#### [To do]
Give nothing except the number of lines containing the word "toimintayksikön".

(Saved entries)
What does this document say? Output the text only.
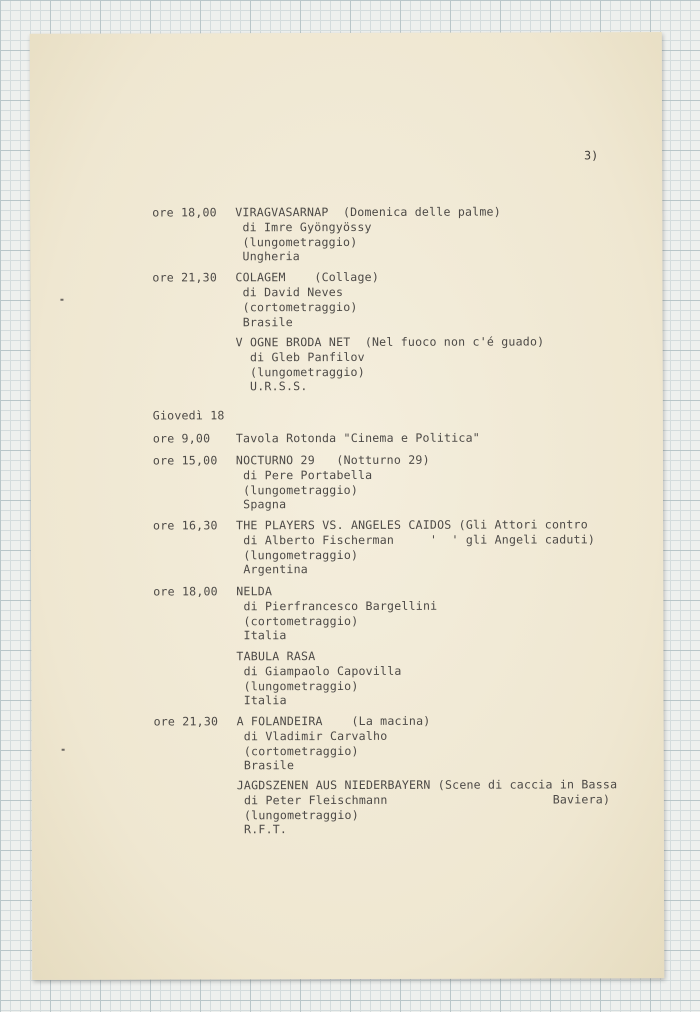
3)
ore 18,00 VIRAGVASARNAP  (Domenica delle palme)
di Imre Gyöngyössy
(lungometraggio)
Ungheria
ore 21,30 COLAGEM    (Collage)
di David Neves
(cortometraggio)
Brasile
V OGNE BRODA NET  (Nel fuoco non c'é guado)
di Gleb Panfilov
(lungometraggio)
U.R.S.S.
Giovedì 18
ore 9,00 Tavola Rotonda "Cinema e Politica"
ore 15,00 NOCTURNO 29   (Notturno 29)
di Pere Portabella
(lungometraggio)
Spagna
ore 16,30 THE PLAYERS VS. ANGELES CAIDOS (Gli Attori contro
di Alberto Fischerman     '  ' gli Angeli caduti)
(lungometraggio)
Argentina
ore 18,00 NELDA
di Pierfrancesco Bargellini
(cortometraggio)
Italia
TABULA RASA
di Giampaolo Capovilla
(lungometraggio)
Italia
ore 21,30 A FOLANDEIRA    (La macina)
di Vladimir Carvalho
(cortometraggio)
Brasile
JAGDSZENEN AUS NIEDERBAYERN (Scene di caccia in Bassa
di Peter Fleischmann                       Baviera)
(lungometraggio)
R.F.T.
---
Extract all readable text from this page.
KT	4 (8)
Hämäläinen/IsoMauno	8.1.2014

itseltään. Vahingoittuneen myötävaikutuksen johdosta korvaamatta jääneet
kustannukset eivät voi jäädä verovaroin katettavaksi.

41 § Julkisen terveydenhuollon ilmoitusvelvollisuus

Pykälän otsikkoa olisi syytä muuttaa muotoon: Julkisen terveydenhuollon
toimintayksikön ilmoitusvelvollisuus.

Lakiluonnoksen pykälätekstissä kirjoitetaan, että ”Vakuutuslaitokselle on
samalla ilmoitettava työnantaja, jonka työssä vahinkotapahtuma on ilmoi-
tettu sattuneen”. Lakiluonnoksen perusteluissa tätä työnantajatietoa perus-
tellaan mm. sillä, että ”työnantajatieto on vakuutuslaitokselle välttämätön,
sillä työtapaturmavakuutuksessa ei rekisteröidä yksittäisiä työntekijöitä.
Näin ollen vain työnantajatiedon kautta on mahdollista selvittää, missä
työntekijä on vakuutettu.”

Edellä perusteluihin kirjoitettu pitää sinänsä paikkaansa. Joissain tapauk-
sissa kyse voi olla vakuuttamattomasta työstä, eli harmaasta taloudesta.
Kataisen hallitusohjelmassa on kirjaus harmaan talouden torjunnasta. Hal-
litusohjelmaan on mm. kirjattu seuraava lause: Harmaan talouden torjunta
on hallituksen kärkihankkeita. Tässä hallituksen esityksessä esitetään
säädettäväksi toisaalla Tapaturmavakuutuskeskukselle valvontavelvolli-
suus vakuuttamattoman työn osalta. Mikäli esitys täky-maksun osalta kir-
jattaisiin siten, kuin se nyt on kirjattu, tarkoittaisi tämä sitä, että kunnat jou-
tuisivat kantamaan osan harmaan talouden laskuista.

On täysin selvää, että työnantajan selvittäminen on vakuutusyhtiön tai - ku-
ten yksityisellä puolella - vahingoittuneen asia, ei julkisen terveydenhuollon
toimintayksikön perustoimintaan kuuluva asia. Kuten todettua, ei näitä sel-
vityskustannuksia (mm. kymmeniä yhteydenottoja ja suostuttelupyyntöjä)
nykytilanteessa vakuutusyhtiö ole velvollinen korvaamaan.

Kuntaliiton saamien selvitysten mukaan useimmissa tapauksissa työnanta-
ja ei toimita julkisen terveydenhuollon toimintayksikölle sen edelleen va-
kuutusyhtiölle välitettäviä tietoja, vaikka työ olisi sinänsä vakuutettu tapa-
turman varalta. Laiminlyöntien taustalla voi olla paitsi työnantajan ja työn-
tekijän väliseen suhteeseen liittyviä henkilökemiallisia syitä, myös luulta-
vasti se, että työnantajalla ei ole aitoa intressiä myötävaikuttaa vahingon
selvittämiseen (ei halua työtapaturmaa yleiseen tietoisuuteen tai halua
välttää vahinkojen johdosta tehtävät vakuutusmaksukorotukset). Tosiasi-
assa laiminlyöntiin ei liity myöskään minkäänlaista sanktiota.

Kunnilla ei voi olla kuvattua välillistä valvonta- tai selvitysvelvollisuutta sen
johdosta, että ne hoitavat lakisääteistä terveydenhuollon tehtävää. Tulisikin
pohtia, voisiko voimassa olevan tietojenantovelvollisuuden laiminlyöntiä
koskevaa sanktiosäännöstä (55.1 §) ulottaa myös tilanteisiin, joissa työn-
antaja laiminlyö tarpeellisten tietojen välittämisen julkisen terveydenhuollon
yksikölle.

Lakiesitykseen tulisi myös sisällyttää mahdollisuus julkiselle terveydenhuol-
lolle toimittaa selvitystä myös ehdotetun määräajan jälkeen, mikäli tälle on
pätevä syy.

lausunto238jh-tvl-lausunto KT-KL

#### [The solution]
2